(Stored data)
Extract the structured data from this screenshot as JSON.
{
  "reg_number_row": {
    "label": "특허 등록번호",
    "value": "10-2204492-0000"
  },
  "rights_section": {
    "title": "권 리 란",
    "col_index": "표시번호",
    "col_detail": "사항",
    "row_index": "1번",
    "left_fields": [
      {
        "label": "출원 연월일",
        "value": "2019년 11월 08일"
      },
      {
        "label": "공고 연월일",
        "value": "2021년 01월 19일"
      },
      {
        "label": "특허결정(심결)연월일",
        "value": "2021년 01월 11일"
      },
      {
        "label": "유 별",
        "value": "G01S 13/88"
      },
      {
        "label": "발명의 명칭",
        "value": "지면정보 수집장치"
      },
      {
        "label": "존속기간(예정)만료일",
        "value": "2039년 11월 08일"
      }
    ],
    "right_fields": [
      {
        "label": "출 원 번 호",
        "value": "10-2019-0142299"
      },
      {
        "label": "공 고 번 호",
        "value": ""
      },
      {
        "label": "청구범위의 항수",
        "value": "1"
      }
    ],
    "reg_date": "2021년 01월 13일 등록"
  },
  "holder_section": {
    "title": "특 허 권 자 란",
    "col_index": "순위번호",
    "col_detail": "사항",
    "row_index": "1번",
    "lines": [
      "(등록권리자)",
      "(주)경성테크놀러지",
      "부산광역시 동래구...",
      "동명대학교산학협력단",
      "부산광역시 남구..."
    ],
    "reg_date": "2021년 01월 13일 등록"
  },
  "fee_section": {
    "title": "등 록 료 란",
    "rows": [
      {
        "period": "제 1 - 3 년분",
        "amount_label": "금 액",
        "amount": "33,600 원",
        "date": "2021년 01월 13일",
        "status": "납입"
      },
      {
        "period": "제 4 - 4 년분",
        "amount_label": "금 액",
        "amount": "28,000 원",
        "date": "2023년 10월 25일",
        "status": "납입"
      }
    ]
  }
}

§ What is being asked
Give the listing again, word for word.

§ Result
Extract the structured data from this screenshot as JSON.
{
  "reg_number_row": {
    "label": "특허 등록번호",
    "value": "10-2204492-0000"
  },
  "rights_section": {
    "title": "권 리 란",
    "col_index": "표시번호",
    "col_detail": "사항",
    "row_index": "1번",
    "left_fields": [
      {
        "label": "출원 연월일",
        "value": "2019년 11월 08일"
      },
      {
        "label": "공고 연월일",
        "value": "2021년 01월 19일"
      },
      {
        "label": "특허결정(심결)연월일",
        "value": "2021년 01월 11일"
      },
      {
        "label": "유 별",
        "value": "G01S 13/88"
      },
      {
        "label": "발명의 명칭",
        "value": "지면정보 수집장치"
      },
      {
        "label": "존속기간(예정)만료일",
        "value": "2039년 11월 08일"
      }
    ],
    "right_fields": [
      {
        "label": "출 원 번 호",
        "value": "10-2019-0142299"
      },
      {
        "label": "공 고 번 호",
        "value": ""
      },
      {
        "label": "청구범위의 항수",
        "value": "1"
      }
    ],
    "reg_date": "2021년 01월 13일 등록"
  },
  "holder_section": {
    "title": "특 허 권 자 란",
    "col_index": "순위번호",
    "col_detail": "사항",
    "row_index": "1번",
    "lines": [
      "(등록권리자)",
      "(주)경성테크놀러지",
      "부산광역시 동래구...",
      "동명대학교산학협력단",
      "부산광역시 남구..."
    ],
    "reg_date": "2021년 01월 13일 등록"
  },
  "fee_section": {
    "title": "등 록 료 란",
    "rows": [
      {
        "period": "제 1 - 3 년분",
        "amount_label": "금 액",
        "amount": "33,600 원",
        "date": "2021년 01월 13일",
        "status": "납입"
      },
      {
        "period": "제 4 - 4 년분",
        "amount_label": "금 액",
        "amount": "28,000 원",
        "date": "2023년 10월 25일",
        "status": "납입"
      }
    ]
  }
}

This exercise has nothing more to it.